TASK PROMPT: Reproduce the records below in full and exactly, without their images.

(Dataset records)
***
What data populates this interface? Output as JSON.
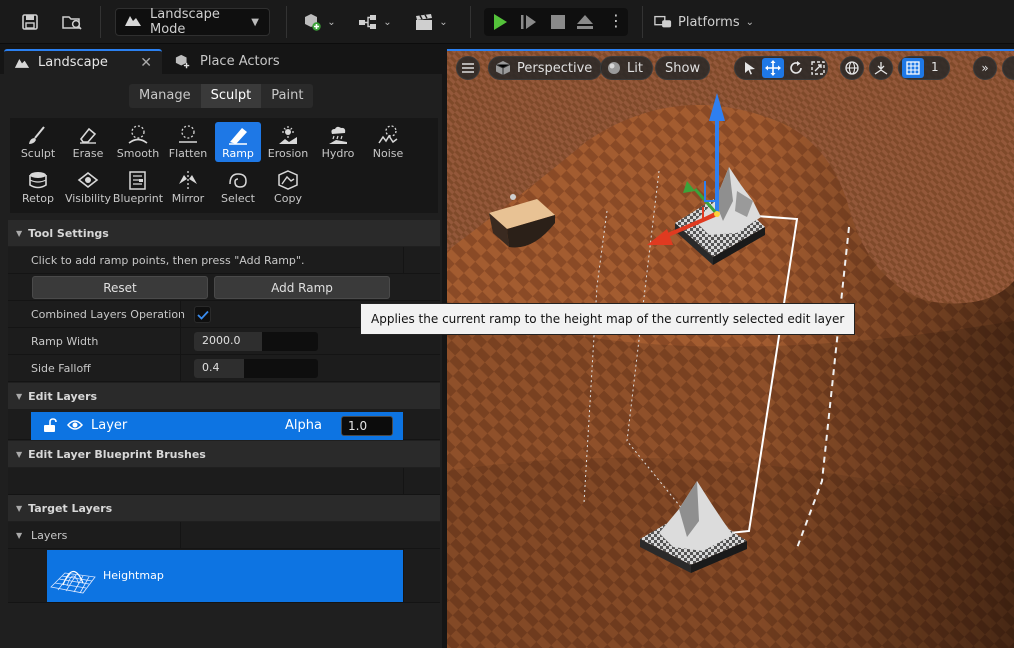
{
  "toolbar": {
    "mode_label": "Landscape Mode",
    "platforms_label": "Platforms",
    "colors": {
      "play": "#54c23a"
    }
  },
  "panel_tabs": [
    {
      "label": "Landscape",
      "active": true,
      "icon": "landscape-mode-icon"
    },
    {
      "label": "Place Actors",
      "active": false,
      "icon": "place-actors-icon"
    }
  ],
  "modes": [
    "Manage",
    "Sculpt",
    "Paint"
  ],
  "active_mode": "Sculpt",
  "tools": [
    {
      "label": "Sculpt",
      "icon": "sculpt-brush-icon"
    },
    {
      "label": "Erase",
      "icon": "eraser-icon"
    },
    {
      "label": "Smooth",
      "icon": "smooth-icon"
    },
    {
      "label": "Flatten",
      "icon": "flatten-icon"
    },
    {
      "label": "Ramp",
      "icon": "ramp-icon",
      "active": true
    },
    {
      "label": "Erosion",
      "icon": "erosion-icon"
    },
    {
      "label": "Hydro",
      "icon": "hydro-icon"
    },
    {
      "label": "Noise",
      "icon": "noise-icon"
    },
    {
      "label": "Retop",
      "icon": "retopologize-icon"
    },
    {
      "label": "Visibility",
      "icon": "visibility-icon"
    },
    {
      "label": "Blueprint",
      "icon": "blueprint-icon"
    },
    {
      "label": "Mirror",
      "icon": "mirror-icon"
    },
    {
      "label": "Select",
      "icon": "select-icon"
    },
    {
      "label": "Copy",
      "icon": "copy-icon"
    }
  ],
  "tool_settings": {
    "title": "Tool Settings",
    "hint": "Click to add ramp points, then press \"Add Ramp\".",
    "reset_label": "Reset",
    "add_ramp_label": "Add Ramp",
    "combined_label": "Combined Layers Operation",
    "combined_checked": true,
    "ramp_width_label": "Ramp Width",
    "ramp_width_value": "2000.0",
    "side_falloff_label": "Side Falloff",
    "side_falloff_value": "0.4",
    "side_falloff_fraction": 0.4
  },
  "edit_layers": {
    "title": "Edit Layers",
    "layer_name": "Layer",
    "alpha_label": "Alpha",
    "alpha_value": "1.0"
  },
  "blueprint_brushes": {
    "title": "Edit Layer Blueprint Brushes"
  },
  "target_layers": {
    "title": "Target Layers",
    "layers_label": "Layers",
    "heightmap_label": "Heightmap"
  },
  "tooltip": "Applies the current ramp to the height map of the currently selected edit layer",
  "viewport": {
    "perspective_label": "Perspective",
    "lit_label": "Lit",
    "show_label": "Show",
    "grid_value": "1",
    "accent": "#1e78e6"
  }
}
***
EXERCISE ANSWER:
What data populates this interface? Output as JSON.
{
  "toolbar": {
    "mode_label": "Landscape Mode",
    "platforms_label": "Platforms",
    "colors": {
      "play": "#54c23a"
    }
  },
  "panel_tabs": [
    {
      "label": "Landscape",
      "active": true,
      "icon": "landscape-mode-icon"
    },
    {
      "label": "Place Actors",
      "active": false,
      "icon": "place-actors-icon"
    }
  ],
  "modes": [
    "Manage",
    "Sculpt",
    "Paint"
  ],
  "active_mode": "Sculpt",
  "tools": [
    {
      "label": "Sculpt",
      "icon": "sculpt-brush-icon"
    },
    {
      "label": "Erase",
      "icon": "eraser-icon"
    },
    {
      "label": "Smooth",
      "icon": "smooth-icon"
    },
    {
      "label": "Flatten",
      "icon": "flatten-icon"
    },
    {
      "label": "Ramp",
      "icon": "ramp-icon",
      "active": true
    },
    {
      "label": "Erosion",
      "icon": "erosion-icon"
    },
    {
      "label": "Hydro",
      "icon": "hydro-icon"
    },
    {
      "label": "Noise",
      "icon": "noise-icon"
    },
    {
      "label": "Retop",
      "icon": "retopologize-icon"
    },
    {
      "label": "Visibility",
      "icon": "visibility-icon"
    },
    {
      "label": "Blueprint",
      "icon": "blueprint-icon"
    },
    {
      "label": "Mirror",
      "icon": "mirror-icon"
    },
    {
      "label": "Select",
      "icon": "select-icon"
    },
    {
      "label": "Copy",
      "icon": "copy-icon"
    }
  ],
  "tool_settings": {
    "title": "Tool Settings",
    "hint": "Click to add ramp points, then press \"Add Ramp\".",
    "reset_label": "Reset",
    "add_ramp_label": "Add Ramp",
    "combined_label": "Combined Layers Operation",
    "combined_checked": true,
    "ramp_width_label": "Ramp Width",
    "ramp_width_value": "2000.0",
    "side_falloff_label": "Side Falloff",
    "side_falloff_value": "0.4",
    "side_falloff_fraction": 0.4
  },
  "edit_layers": {
    "title": "Edit Layers",
    "layer_name": "Layer",
    "alpha_label": "Alpha",
    "alpha_value": "1.0"
  },
  "blueprint_brushes": {
    "title": "Edit Layer Blueprint Brushes"
  },
  "target_layers": {
    "title": "Target Layers",
    "layers_label": "Layers",
    "heightmap_label": "Heightmap"
  },
  "tooltip": "Applies the current ramp to the height map of the currently selected edit layer",
  "viewport": {
    "perspective_label": "Perspective",
    "lit_label": "Lit",
    "show_label": "Show",
    "grid_value": "1",
    "accent": "#1e78e6"
  }
}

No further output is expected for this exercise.